## Short exercise 1
Answer these from the forum post on sensor aggregation:
(a) How many database connections does the resource control on the PostgreSQL resource allow?
(b) How often should the aggregates be calculated?
(c) About how long does a single DAG run take with in-process execution?
## Short exercise 2
Write out the stretch of the forum post on sensor aggregation from "telemetries from DB, car" through "the best approach?" word for word.

## Document passage
So @alex I would like to deploy an aggregator framework for our sensors.
I have sensor data coming from lots of cars and I need to aggregate these
I have thousands of devices, d001,d002…etc
the sensor data ingested into postgresql from Kafka, and every 5 minutes I would like to calculate all of the aggregates for the last 5 minutes (telemetries are arrived) and put back the aggregated events to Kafka, and ingest back the calculated aggregates into PG
Lets say I have 1000 cars which sent me basic telemetries in the last 5 mins, and I would like to start 1000 concurrent DAG to calculate the aggregates for these cars (I have a blocking resource control on the PG resource not to kill the database which allow 10 DB connections with distributed lock coordinator so even I start 1000 sub pipeline (composite solid?) it needs to wait to have access to the db)
telemetries from DB, car 1 -> agg1,agg2 | car 2 -> agg1,agg2 | car 3 -> agg1,agg2
I think the key point is here, I need to run 5000 different (per device) DAG every 5 minutes for aggregation
A single DAG total run is a approximately 10-15 (with the current approach) sec with Celery execution, and 3 sec with in process, but the computation is only 1 sec or less, so nothing special…the scheduler and NFS is slow I think, but concurrency can solve this…I think 😉
I hope my current pipeline can be transformed into a sub pipeline (composite solid?) and I can start those 5000 sub pipeline in a single schedule
I hope it was clear if not, tell me and I am going to try to explain another way 😊
What would be the best approach?

## Extracted records
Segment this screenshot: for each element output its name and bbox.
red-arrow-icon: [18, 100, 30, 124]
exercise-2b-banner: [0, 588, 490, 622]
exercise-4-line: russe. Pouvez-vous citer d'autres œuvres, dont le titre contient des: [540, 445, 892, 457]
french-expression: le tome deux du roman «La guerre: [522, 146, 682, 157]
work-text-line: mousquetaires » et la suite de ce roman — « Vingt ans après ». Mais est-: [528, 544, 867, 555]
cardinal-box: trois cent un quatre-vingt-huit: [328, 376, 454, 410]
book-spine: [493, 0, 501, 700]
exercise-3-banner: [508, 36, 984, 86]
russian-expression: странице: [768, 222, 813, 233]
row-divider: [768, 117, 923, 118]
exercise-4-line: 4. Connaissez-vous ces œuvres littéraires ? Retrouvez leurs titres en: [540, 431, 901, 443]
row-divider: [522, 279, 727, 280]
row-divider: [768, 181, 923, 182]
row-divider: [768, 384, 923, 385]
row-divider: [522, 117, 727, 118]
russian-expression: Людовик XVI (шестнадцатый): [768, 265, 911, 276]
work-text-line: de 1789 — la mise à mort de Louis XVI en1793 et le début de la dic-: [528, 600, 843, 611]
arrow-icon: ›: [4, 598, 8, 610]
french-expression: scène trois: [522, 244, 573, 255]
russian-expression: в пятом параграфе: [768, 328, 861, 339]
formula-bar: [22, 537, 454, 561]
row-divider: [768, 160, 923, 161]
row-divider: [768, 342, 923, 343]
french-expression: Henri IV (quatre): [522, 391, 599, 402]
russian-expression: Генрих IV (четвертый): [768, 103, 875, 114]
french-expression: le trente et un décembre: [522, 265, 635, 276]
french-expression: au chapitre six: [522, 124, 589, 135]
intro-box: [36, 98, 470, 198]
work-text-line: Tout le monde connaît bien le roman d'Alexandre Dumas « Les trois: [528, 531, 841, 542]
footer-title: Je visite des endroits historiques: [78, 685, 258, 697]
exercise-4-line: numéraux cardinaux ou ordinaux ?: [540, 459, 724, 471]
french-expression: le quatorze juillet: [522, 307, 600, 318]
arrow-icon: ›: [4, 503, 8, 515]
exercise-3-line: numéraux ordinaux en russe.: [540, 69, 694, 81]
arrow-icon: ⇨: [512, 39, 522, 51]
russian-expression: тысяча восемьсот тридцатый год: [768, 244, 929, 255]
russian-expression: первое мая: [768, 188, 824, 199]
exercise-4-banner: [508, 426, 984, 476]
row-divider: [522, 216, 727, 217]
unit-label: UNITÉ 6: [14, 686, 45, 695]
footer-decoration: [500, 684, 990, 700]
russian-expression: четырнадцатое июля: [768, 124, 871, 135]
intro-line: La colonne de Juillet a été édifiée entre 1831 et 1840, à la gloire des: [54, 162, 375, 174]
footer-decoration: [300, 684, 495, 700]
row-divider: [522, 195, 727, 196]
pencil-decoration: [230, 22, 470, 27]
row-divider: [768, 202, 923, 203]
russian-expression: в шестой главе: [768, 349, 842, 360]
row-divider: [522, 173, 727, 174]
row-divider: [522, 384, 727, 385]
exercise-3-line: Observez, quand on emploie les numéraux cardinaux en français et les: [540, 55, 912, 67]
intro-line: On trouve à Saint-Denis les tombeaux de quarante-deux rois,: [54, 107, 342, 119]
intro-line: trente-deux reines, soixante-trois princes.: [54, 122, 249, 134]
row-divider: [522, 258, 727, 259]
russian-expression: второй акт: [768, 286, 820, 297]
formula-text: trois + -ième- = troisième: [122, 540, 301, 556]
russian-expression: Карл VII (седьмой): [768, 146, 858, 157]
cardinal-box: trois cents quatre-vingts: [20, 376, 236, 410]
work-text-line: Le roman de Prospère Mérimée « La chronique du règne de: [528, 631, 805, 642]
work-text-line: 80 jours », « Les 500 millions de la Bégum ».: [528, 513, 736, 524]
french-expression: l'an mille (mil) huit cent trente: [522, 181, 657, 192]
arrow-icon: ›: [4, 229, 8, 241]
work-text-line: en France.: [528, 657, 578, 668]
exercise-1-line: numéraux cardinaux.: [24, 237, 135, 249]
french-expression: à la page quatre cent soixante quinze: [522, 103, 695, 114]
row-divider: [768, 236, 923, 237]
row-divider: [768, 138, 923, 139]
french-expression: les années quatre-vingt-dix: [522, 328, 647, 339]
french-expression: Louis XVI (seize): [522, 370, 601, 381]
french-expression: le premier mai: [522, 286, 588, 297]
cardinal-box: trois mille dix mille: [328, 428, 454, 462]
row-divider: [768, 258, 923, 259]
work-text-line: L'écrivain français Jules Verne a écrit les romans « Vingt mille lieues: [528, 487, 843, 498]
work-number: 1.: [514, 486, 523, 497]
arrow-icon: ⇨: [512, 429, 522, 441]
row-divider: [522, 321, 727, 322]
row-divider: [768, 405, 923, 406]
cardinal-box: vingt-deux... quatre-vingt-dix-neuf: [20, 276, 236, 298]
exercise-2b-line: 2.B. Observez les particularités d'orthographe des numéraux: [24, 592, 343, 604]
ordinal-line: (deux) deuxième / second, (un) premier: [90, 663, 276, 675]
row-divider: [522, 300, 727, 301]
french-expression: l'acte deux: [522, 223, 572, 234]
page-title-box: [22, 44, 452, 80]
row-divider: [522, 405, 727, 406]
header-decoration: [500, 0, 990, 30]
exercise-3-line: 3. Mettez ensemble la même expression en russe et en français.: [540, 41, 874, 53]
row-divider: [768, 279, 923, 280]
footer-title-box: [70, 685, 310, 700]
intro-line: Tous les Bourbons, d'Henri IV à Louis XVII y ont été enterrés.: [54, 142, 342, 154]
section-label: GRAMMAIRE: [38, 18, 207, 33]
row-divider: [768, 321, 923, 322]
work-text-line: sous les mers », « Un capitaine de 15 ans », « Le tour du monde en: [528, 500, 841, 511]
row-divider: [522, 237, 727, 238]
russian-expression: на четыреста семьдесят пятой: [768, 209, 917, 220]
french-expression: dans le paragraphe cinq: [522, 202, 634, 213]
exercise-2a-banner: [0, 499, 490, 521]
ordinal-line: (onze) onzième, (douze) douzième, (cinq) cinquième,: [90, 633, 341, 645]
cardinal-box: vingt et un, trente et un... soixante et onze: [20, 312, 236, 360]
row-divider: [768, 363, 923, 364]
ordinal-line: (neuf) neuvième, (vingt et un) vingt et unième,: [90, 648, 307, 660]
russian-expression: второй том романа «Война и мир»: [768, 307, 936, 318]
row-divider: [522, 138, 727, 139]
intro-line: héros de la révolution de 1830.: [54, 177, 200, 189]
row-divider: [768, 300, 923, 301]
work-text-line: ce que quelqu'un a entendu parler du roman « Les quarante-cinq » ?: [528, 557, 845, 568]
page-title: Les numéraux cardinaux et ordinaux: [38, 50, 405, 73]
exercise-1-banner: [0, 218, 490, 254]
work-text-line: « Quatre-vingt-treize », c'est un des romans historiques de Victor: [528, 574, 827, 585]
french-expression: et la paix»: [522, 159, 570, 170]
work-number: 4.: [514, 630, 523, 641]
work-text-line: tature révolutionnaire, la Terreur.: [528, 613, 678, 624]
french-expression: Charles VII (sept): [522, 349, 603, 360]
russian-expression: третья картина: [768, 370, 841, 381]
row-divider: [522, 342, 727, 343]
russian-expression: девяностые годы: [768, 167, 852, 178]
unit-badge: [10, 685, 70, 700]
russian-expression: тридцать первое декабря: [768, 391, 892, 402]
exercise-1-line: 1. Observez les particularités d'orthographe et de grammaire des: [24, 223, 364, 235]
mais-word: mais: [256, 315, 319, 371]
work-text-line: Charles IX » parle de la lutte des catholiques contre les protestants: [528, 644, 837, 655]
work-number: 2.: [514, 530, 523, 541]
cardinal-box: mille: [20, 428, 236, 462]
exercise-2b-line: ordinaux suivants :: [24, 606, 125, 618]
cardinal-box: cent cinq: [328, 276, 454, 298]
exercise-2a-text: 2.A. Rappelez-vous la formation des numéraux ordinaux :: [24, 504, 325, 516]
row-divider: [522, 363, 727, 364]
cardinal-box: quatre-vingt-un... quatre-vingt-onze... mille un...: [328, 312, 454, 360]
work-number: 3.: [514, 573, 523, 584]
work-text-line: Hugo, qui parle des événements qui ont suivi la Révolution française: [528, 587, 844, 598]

## Task output 1
(a) 10
(b) Every 5 minutes
(c) About 3 seconds

## Task output 2
telemetries from DB, car 1 -> agg1,agg2 | car 2 -> agg1,agg2 | car 3 -> agg1,agg2
I think the key point is here, I need to run 5000 different (per device) DAG every 5 minutes for aggregation
A single DAG total run is a approximately 10-15 (with the current approach) sec with Celery execution, and 3 sec with in process, but the computation is only 1 sec or less, so nothing special…the scheduler and NFS is slow I think, but concurrency can solve this…I think 😉
I hope my current pipeline can be transformed into a sub pipeline (composite solid?) and I can start those 5000 sub pipeline in a single schedule
I hope it was clear if not, tell me and I am going to try to explain another way 😊
What would be the best approach?